Request: Identify the lines containing the word "podać". Copy each one.
--- START OF Given data ---
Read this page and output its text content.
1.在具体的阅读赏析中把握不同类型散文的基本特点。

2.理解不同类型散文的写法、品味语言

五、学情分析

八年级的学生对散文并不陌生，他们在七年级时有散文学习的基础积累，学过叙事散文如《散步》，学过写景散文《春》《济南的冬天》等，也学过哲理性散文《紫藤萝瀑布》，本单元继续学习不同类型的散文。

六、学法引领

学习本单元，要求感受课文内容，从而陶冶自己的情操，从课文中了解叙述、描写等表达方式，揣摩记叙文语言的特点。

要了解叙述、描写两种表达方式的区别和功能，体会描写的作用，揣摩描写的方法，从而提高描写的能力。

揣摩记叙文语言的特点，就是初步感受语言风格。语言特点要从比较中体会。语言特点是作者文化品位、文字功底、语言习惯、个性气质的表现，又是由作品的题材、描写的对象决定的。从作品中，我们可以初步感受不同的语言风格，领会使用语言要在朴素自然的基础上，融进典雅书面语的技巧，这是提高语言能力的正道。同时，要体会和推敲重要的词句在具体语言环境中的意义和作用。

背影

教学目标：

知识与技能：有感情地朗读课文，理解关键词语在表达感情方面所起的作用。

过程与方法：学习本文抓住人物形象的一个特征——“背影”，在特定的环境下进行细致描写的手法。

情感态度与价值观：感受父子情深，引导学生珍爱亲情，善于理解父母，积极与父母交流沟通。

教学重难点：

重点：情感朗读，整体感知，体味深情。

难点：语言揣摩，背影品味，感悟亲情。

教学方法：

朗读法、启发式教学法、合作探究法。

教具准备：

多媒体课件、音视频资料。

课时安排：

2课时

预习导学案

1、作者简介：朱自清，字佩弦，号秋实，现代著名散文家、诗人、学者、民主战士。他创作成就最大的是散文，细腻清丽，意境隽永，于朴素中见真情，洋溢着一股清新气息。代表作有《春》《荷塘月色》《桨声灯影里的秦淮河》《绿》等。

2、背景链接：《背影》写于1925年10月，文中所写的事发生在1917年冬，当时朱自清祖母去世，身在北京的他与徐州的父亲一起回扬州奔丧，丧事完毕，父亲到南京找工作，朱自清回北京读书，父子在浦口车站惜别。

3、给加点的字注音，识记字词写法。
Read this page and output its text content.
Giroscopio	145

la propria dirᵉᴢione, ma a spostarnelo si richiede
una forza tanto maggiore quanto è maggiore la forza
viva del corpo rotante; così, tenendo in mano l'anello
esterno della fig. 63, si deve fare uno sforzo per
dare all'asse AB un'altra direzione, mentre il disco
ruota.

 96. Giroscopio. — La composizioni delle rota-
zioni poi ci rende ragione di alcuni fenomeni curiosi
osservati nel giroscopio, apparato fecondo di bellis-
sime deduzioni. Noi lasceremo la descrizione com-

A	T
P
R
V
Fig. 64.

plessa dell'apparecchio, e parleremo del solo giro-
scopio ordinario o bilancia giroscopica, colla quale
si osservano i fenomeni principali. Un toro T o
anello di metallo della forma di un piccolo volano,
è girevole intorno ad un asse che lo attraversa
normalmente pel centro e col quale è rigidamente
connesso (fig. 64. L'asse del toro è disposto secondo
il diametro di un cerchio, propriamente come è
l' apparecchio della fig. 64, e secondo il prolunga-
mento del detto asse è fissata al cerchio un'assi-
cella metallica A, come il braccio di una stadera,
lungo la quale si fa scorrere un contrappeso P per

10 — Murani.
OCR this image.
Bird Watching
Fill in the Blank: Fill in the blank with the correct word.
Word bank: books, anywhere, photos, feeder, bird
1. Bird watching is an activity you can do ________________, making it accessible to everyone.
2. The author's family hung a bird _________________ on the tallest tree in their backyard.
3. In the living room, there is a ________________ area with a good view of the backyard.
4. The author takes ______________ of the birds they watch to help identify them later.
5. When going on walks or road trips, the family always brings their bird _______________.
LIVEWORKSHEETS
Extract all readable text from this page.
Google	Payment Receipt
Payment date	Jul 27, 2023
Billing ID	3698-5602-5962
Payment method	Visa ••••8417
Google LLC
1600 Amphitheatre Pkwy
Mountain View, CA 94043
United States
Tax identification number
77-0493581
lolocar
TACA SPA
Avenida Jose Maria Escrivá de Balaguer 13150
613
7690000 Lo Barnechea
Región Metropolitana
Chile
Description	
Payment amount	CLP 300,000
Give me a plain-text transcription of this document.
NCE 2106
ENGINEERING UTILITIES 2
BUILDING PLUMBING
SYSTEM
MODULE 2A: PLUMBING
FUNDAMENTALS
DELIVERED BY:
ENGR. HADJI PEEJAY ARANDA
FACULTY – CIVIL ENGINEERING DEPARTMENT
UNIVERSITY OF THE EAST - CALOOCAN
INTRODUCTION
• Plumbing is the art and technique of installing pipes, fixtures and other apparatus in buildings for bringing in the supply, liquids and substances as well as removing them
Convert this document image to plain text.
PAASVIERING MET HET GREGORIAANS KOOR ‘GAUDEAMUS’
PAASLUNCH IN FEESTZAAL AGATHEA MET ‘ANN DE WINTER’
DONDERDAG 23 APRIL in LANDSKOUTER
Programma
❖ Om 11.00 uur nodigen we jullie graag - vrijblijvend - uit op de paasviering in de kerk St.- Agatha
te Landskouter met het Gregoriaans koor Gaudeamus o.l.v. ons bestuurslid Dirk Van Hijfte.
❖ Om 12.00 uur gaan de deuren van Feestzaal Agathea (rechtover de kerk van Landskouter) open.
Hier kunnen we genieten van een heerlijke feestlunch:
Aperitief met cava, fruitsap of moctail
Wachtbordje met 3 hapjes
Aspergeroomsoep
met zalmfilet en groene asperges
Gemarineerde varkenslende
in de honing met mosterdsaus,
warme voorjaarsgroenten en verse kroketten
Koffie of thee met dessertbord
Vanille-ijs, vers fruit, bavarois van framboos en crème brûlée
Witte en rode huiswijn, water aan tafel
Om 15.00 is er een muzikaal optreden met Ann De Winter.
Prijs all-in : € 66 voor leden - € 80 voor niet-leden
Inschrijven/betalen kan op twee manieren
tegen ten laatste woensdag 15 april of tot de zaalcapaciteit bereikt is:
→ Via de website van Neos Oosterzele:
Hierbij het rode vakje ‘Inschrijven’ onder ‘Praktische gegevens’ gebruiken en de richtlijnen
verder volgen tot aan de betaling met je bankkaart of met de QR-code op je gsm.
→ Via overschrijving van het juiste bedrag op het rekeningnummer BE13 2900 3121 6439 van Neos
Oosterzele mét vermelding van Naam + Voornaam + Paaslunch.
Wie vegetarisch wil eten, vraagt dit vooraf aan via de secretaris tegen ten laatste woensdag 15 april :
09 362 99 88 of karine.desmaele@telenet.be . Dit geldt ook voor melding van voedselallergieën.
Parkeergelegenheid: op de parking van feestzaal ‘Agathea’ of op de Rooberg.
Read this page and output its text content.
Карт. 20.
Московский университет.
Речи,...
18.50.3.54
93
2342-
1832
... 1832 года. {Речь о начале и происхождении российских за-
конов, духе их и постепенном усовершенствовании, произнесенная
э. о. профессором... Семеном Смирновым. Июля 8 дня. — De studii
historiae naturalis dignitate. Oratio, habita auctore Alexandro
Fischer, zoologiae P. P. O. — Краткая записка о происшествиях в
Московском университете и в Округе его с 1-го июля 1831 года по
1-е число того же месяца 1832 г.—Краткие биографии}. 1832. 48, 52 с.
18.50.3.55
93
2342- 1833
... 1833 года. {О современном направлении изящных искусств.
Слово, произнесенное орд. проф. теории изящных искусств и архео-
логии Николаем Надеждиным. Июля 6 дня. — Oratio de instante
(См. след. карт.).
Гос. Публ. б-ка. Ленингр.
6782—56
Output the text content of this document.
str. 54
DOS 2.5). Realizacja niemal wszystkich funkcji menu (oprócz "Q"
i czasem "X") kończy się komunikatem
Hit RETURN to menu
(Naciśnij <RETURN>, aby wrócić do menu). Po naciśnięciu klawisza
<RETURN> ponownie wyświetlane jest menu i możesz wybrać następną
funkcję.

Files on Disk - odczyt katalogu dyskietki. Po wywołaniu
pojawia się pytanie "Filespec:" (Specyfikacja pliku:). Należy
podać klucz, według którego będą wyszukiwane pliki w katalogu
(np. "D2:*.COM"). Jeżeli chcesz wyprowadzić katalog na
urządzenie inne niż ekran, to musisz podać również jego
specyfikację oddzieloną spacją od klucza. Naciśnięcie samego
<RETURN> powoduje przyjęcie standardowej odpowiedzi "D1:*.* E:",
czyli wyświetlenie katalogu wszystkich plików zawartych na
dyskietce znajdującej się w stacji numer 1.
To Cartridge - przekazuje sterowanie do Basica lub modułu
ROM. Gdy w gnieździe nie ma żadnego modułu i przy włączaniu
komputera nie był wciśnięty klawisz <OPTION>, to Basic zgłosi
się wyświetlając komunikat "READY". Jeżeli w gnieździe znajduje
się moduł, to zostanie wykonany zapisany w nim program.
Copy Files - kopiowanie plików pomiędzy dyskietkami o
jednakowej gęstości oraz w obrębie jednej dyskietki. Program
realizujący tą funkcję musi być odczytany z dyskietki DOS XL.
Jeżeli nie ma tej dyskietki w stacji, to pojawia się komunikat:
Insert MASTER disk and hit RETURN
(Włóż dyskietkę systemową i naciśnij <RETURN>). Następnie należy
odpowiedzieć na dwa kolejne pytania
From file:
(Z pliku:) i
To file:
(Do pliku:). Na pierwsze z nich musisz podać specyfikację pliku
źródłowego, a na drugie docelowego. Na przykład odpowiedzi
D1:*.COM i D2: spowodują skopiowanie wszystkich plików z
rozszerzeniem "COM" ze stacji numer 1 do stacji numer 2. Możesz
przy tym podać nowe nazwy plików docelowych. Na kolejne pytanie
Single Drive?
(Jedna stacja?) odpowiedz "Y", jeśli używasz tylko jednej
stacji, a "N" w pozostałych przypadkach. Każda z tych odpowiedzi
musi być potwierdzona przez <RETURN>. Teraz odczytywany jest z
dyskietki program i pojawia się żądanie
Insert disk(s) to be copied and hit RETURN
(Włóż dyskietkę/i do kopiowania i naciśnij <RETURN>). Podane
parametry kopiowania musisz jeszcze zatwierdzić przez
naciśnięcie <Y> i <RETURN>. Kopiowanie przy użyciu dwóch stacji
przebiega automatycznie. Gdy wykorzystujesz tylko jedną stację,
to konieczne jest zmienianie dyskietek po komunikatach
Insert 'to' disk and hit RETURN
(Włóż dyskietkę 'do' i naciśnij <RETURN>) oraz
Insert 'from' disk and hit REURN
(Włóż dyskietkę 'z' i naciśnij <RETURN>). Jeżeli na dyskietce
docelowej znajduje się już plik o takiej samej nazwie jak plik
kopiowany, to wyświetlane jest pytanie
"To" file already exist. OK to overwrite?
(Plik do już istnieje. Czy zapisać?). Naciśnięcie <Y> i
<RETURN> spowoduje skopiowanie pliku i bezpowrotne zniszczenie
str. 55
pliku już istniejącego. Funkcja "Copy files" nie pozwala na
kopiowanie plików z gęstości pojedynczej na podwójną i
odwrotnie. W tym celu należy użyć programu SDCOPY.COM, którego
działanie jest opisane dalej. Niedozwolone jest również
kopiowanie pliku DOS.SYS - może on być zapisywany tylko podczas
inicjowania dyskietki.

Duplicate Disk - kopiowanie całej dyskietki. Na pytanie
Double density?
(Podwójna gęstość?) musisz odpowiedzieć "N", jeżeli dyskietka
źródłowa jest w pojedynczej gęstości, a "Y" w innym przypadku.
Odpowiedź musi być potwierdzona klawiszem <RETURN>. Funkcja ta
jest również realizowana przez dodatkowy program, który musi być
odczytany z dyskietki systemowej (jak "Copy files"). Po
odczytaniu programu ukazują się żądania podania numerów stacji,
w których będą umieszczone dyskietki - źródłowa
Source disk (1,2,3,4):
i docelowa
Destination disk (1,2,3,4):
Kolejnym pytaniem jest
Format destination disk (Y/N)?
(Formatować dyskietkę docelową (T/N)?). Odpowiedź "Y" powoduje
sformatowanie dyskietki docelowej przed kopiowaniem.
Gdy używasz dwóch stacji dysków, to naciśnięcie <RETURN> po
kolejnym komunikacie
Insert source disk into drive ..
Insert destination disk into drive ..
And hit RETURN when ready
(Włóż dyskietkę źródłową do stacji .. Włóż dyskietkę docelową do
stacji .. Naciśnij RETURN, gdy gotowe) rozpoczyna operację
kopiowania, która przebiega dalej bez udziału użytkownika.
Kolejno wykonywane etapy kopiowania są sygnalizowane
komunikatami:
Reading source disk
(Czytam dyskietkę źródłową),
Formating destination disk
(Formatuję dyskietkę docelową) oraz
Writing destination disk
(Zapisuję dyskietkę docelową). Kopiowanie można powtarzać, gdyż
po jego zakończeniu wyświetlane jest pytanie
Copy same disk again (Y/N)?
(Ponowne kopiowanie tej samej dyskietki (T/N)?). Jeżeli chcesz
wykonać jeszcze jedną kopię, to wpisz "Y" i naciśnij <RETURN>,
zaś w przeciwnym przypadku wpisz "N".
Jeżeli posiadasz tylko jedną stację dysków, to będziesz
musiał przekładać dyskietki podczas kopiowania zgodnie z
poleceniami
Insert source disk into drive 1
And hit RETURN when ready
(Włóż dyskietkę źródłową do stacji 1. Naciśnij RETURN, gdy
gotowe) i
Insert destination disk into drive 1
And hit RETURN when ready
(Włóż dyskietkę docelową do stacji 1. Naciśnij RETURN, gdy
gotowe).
--- END OF Given data ---
Final result:
podać klucz, według którego będą wyszukiwane pliki w katalogu
urządzenie inne niż ekran, to musisz podać również jego
(Do pliku:). Na pierwsze z nich musisz podać specyfikację pliku
przy tym podać nowe nazwy plików docelowych. Na kolejne pytanie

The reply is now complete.